*Directions*
Please print every record below exactly as it appears.
## BEGIN Data to use
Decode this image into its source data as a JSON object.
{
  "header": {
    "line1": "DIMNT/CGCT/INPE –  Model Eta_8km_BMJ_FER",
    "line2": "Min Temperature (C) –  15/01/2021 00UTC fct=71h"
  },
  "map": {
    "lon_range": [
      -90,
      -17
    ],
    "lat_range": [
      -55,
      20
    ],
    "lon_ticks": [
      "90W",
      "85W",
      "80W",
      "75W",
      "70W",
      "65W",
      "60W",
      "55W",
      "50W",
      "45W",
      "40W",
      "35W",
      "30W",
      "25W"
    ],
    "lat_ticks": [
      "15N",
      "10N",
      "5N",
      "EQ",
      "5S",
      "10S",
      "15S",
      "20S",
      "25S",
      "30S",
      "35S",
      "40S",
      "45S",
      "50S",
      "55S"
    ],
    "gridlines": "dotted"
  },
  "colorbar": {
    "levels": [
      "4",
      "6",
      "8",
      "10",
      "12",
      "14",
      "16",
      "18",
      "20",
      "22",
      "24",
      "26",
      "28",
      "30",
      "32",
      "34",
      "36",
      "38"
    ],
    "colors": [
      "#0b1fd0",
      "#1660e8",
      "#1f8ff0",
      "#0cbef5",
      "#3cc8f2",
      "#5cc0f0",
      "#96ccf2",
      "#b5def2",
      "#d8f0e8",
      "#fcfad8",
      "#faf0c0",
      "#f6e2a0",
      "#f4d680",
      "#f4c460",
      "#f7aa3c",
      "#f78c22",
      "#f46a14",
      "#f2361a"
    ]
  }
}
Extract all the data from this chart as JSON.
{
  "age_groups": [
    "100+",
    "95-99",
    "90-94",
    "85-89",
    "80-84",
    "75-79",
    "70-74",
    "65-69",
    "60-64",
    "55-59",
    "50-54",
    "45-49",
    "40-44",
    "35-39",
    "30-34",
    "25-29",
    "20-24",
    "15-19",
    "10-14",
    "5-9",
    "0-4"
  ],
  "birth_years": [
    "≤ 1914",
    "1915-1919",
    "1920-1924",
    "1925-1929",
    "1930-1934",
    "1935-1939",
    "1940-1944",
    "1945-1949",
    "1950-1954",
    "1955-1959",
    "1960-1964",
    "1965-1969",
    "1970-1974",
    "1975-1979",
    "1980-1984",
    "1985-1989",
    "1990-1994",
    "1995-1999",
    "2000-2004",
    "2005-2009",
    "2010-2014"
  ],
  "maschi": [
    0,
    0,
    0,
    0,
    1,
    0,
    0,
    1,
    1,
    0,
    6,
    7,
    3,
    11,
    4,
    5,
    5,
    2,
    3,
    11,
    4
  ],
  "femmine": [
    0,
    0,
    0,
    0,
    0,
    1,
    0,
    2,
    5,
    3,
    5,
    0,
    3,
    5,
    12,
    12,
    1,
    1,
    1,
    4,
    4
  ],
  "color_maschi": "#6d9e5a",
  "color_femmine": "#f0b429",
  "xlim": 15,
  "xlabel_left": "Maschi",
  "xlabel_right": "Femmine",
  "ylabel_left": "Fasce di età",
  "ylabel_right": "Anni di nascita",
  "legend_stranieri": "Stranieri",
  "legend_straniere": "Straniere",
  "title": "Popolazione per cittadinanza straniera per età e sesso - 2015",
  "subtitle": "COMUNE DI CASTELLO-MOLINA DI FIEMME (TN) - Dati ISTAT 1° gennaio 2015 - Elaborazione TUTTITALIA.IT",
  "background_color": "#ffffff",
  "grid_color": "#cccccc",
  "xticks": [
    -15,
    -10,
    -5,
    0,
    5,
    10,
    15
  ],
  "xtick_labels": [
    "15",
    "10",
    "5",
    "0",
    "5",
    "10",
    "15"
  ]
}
## END Data to use
*Answer to the problem*
Decode this image into its source data as a JSON object.
{
  "header": {
    "line1": "DIMNT/CGCT/INPE –  Model Eta_8km_BMJ_FER",
    "line2": "Min Temperature (C) –  15/01/2021 00UTC fct=71h"
  },
  "map": {
    "lon_range": [
      -90,
      -17
    ],
    "lat_range": [
      -55,
      20
    ],
    "lon_ticks": [
      "90W",
      "85W",
      "80W",
      "75W",
      "70W",
      "65W",
      "60W",
      "55W",
      "50W",
      "45W",
      "40W",
      "35W",
      "30W",
      "25W"
    ],
    "lat_ticks": [
      "15N",
      "10N",
      "5N",
      "EQ",
      "5S",
      "10S",
      "15S",
      "20S",
      "25S",
      "30S",
      "35S",
      "40S",
      "45S",
      "50S",
      "55S"
    ],
    "gridlines": "dotted"
  },
  "colorbar": {
    "levels": [
      "4",
      "6",
      "8",
      "10",
      "12",
      "14",
      "16",
      "18",
      "20",
      "22",
      "24",
      "26",
      "28",
      "30",
      "32",
      "34",
      "36",
      "38"
    ],
    "colors": [
      "#0b1fd0",
      "#1660e8",
      "#1f8ff0",
      "#0cbef5",
      "#3cc8f2",
      "#5cc0f0",
      "#96ccf2",
      "#b5def2",
      "#d8f0e8",
      "#fcfad8",
      "#faf0c0",
      "#f6e2a0",
      "#f4d680",
      "#f4c460",
      "#f7aa3c",
      "#f78c22",
      "#f46a14",
      "#f2361a"
    ]
  }
}
Extract all the data from this chart as JSON.
{
  "age_groups": [
    "100+",
    "95-99",
    "90-94",
    "85-89",
    "80-84",
    "75-79",
    "70-74",
    "65-69",
    "60-64",
    "55-59",
    "50-54",
    "45-49",
    "40-44",
    "35-39",
    "30-34",
    "25-29",
    "20-24",
    "15-19",
    "10-14",
    "5-9",
    "0-4"
  ],
  "birth_years": [
    "≤ 1914",
    "1915-1919",
    "1920-1924",
    "1925-1929",
    "1930-1934",
    "1935-1939",
    "1940-1944",
    "1945-1949",
    "1950-1954",
    "1955-1959",
    "1960-1964",
    "1965-1969",
    "1970-1974",
    "1975-1979",
    "1980-1984",
    "1985-1989",
    "1990-1994",
    "1995-1999",
    "2000-2004",
    "2005-2009",
    "2010-2014"
  ],
  "maschi": [
    0,
    0,
    0,
    0,
    1,
    0,
    0,
    1,
    1,
    0,
    6,
    7,
    3,
    11,
    4,
    5,
    5,
    2,
    3,
    11,
    4
  ],
  "femmine": [
    0,
    0,
    0,
    0,
    0,
    1,
    0,
    2,
    5,
    3,
    5,
    0,
    3,
    5,
    12,
    12,
    1,
    1,
    1,
    4,
    4
  ],
  "color_maschi": "#6d9e5a",
  "color_femmine": "#f0b429",
  "xlim": 15,
  "xlabel_left": "Maschi",
  "xlabel_right": "Femmine",
  "ylabel_left": "Fasce di età",
  "ylabel_right": "Anni di nascita",
  "legend_stranieri": "Stranieri",
  "legend_straniere": "Straniere",
  "title": "Popolazione per cittadinanza straniera per età e sesso - 2015",
  "subtitle": "COMUNE DI CASTELLO-MOLINA DI FIEMME (TN) - Dati ISTAT 1° gennaio 2015 - Elaborazione TUTTITALIA.IT",
  "background_color": "#ffffff",
  "grid_color": "#cccccc",
  "xticks": [
    -15,
    -10,
    -5,
    0,
    5,
    10,
    15
  ],
  "xtick_labels": [
    "15",
    "10",
    "5",
    "0",
    "5",
    "10",
    "15"
  ]
}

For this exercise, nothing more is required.